• _Given problem_
Copy the records below exactly, leaving out every picture.

• _Data shown_
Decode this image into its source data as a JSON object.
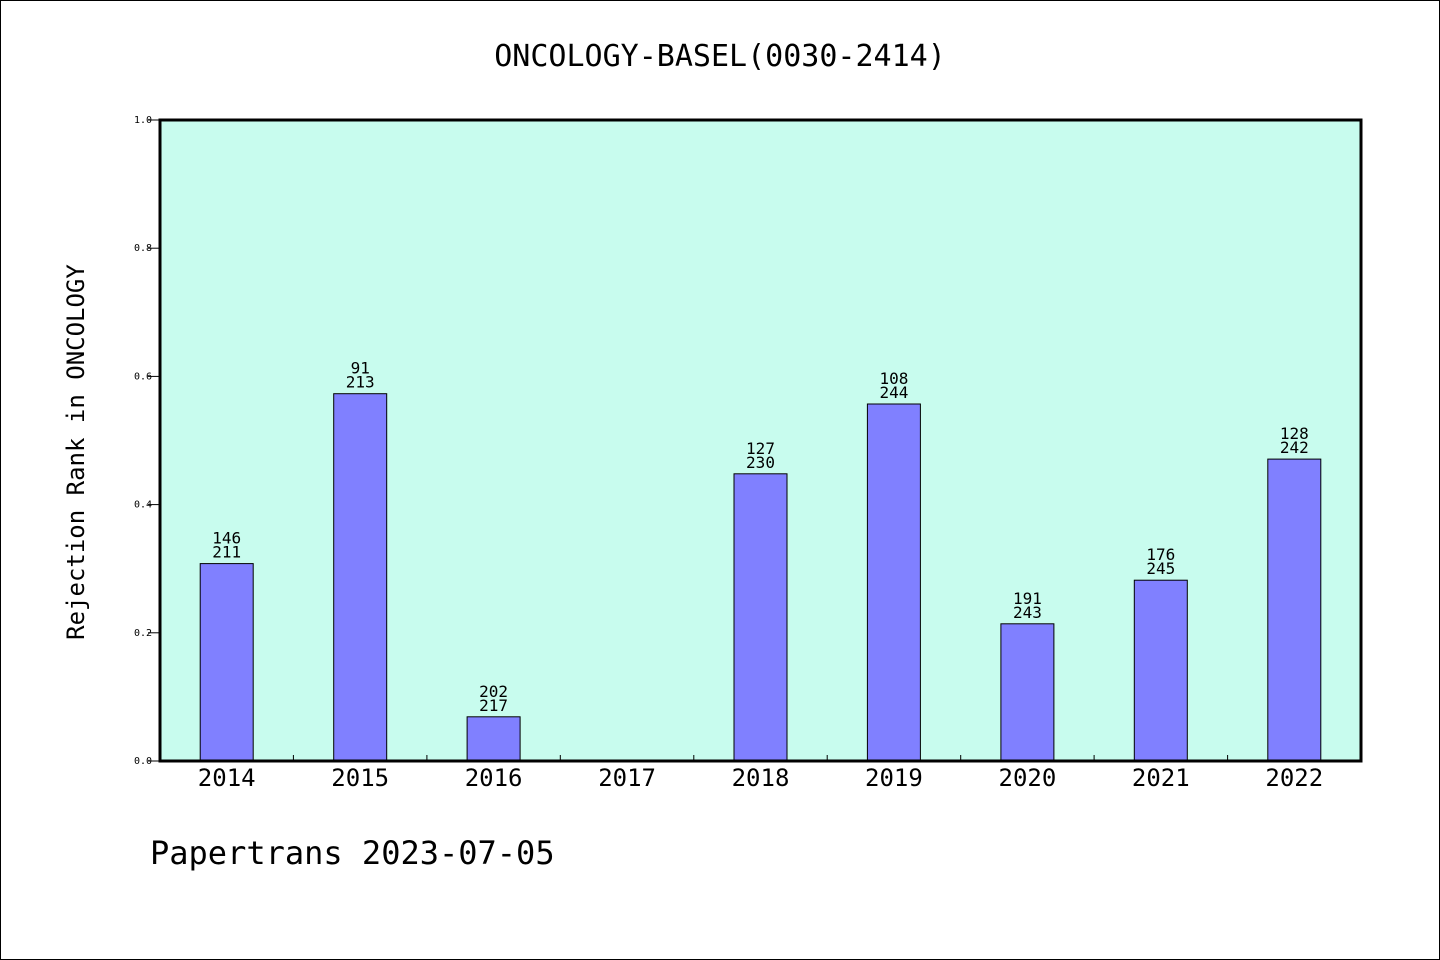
{
  "chart_data": {
    "type": "bar",
    "title": "ONCOLOGY-BASEL(0030-2414)",
    "xlabel": "",
    "ylabel": "Rejection Rank in ONCOLOGY",
    "categories": [
      "2014",
      "2015",
      "2016",
      "2017",
      "2018",
      "2019",
      "2020",
      "2021",
      "2022"
    ],
    "values": [
      0.308,
      0.573,
      0.069,
      0.0,
      0.448,
      0.557,
      0.214,
      0.282,
      0.471
    ],
    "labels_top": [
      "146",
      "91",
      "202",
      "",
      "127",
      "108",
      "191",
      "176",
      "128"
    ],
    "labels_bottom": [
      "211",
      "213",
      "217",
      "",
      "230",
      "244",
      "243",
      "245",
      "242"
    ],
    "ylim": [
      0,
      1.0
    ],
    "yticks": [
      "0.0",
      "0.2",
      "0.4",
      "0.6",
      "0.8",
      "1.0"
    ],
    "grid": false,
    "colors": {
      "plot_background": "#c8fcee",
      "bar_fill": "#8080ff",
      "bar_edge": "#000000"
    }
  },
  "footer": {
    "text": "Papertrans 2023-07-05"
  }
}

• _Reply to the exercise_
Decode this image into its source data as a JSON object.
{
  "chart_data": {
    "type": "bar",
    "title": "ONCOLOGY-BASEL(0030-2414)",
    "xlabel": "",
    "ylabel": "Rejection Rank in ONCOLOGY",
    "categories": [
      "2014",
      "2015",
      "2016",
      "2017",
      "2018",
      "2019",
      "2020",
      "2021",
      "2022"
    ],
    "values": [
      0.308,
      0.573,
      0.069,
      0.0,
      0.448,
      0.557,
      0.214,
      0.282,
      0.471
    ],
    "labels_top": [
      "146",
      "91",
      "202",
      "",
      "127",
      "108",
      "191",
      "176",
      "128"
    ],
    "labels_bottom": [
      "211",
      "213",
      "217",
      "",
      "230",
      "244",
      "243",
      "245",
      "242"
    ],
    "ylim": [
      0,
      1.0
    ],
    "yticks": [
      "0.0",
      "0.2",
      "0.4",
      "0.6",
      "0.8",
      "1.0"
    ],
    "grid": false,
    "colors": {
      "plot_background": "#c8fcee",
      "bar_fill": "#8080ff",
      "bar_edge": "#000000"
    }
  },
  "footer": {
    "text": "Papertrans 2023-07-05"
  }
}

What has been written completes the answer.